#### Given exercise
Sift the material for lines containing "Новоивановского", and return them.

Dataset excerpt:
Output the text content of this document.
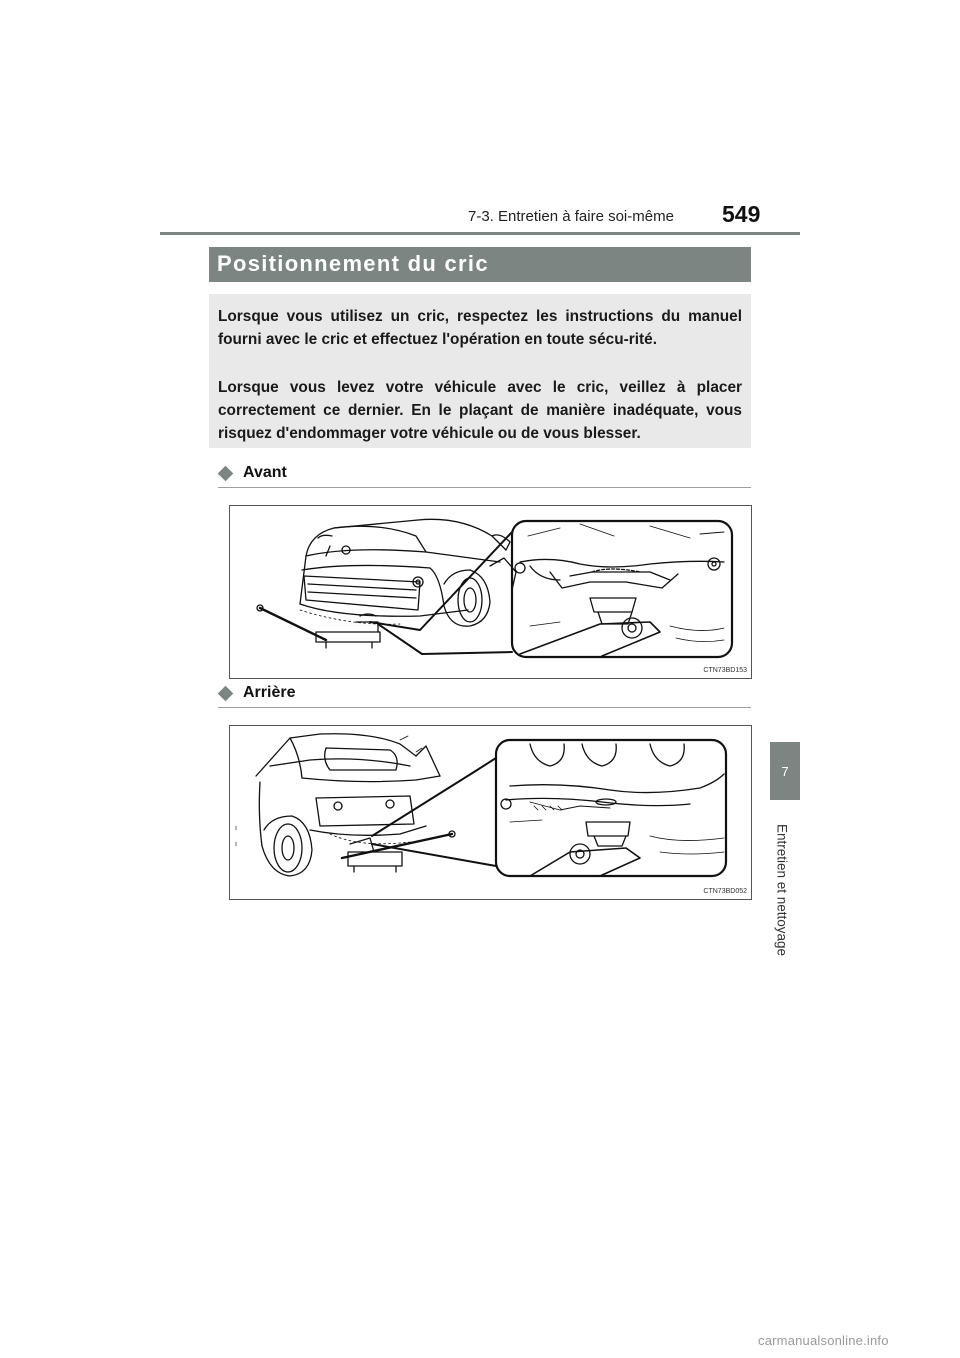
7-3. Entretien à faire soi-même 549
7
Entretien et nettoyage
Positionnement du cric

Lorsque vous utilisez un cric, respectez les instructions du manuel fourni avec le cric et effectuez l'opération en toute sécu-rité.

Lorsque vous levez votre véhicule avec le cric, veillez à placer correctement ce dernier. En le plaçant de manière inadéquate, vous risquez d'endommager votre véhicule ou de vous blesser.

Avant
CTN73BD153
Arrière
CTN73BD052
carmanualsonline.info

==

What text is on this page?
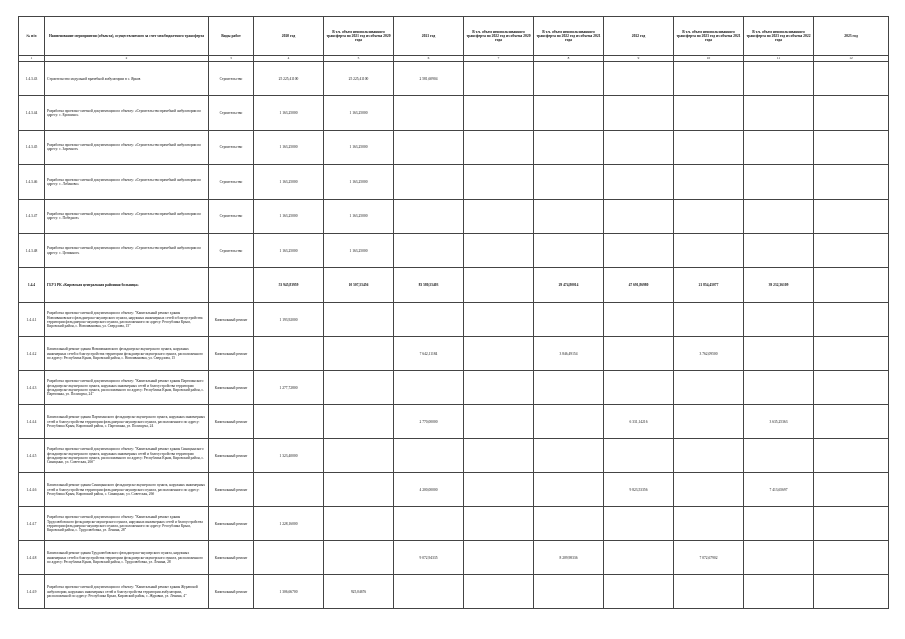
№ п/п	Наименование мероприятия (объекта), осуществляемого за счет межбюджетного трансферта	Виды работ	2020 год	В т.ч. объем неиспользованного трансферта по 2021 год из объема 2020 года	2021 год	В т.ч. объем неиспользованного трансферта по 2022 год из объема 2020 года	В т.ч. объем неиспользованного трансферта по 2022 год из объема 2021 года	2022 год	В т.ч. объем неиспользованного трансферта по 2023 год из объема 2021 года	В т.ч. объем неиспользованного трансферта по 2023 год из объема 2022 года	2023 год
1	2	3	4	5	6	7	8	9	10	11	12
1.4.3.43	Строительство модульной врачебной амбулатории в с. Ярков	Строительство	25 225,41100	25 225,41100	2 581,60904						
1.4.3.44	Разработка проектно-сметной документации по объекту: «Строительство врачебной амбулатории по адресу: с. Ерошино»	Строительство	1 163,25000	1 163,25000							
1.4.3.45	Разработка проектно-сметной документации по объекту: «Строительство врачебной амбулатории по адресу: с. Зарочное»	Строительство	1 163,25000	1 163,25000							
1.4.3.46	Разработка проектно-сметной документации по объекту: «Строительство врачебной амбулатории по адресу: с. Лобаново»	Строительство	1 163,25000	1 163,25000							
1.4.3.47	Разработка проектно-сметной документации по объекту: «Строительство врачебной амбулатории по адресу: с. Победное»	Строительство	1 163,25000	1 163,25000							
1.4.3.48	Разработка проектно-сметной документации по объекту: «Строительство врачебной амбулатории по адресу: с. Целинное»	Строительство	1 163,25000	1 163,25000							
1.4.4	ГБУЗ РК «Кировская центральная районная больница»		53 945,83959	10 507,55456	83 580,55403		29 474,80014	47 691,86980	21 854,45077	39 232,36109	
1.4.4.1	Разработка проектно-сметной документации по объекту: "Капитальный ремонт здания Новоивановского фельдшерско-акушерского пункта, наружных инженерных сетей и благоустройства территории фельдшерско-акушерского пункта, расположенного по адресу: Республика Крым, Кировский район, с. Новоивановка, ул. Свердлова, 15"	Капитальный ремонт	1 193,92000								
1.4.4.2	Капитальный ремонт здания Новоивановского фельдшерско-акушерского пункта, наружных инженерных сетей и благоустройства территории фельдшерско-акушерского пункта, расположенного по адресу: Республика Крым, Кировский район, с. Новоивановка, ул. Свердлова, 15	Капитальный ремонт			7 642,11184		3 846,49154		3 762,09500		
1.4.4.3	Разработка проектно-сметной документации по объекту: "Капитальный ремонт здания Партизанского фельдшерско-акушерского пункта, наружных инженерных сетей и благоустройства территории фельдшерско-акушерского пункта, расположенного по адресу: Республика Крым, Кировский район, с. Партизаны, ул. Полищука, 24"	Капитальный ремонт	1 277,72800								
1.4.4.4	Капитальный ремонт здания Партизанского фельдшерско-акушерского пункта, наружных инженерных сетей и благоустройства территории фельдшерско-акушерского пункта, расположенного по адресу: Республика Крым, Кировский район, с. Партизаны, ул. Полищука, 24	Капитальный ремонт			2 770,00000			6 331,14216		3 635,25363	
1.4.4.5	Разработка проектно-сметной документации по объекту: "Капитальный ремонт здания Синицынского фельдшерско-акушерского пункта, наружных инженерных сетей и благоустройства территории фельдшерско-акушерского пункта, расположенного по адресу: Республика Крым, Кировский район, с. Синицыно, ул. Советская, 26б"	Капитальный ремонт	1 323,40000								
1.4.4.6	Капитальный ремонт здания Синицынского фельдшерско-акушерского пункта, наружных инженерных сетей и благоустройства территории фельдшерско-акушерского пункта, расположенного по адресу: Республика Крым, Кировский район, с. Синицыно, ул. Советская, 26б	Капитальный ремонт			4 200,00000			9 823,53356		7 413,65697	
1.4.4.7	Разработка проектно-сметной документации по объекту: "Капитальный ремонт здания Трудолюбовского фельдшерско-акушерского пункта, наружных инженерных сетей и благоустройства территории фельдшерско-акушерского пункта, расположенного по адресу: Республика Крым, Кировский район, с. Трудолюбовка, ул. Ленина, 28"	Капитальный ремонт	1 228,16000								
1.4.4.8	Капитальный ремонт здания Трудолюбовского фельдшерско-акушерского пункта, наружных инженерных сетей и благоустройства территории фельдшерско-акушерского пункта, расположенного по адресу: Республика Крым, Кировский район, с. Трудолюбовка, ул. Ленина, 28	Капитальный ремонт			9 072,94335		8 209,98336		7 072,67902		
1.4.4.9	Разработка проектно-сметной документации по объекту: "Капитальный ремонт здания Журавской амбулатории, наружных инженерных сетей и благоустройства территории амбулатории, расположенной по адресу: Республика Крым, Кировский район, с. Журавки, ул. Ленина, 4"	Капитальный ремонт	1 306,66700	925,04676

#### Reply
1.4.4.1	Разработка проектно-сметной документации по объекту: "Капитальный ремонт здания Новоивановского фельдшерско-акушерского пункта, наружных инженерных сетей и благоустройства территории фельдшерско-акушерского пункта, расположенного по адресу: Республика Крым, Кировский район, с. Новоивановка, ул. Свердлова, 15"	Капитальный ремонт	1 193,92000								
1.4.4.2	Капитальный ремонт здания Новоивановского фельдшерско-акушерского пункта, наружных инженерных сетей и благоустройства территории фельдшерско-акушерского пункта, расположенного по адресу: Республика Крым, Кировский район, с. Новоивановка, ул. Свердлова, 15	Капитальный ремонт			7 642,11184		3 846,49154		3 762,09500		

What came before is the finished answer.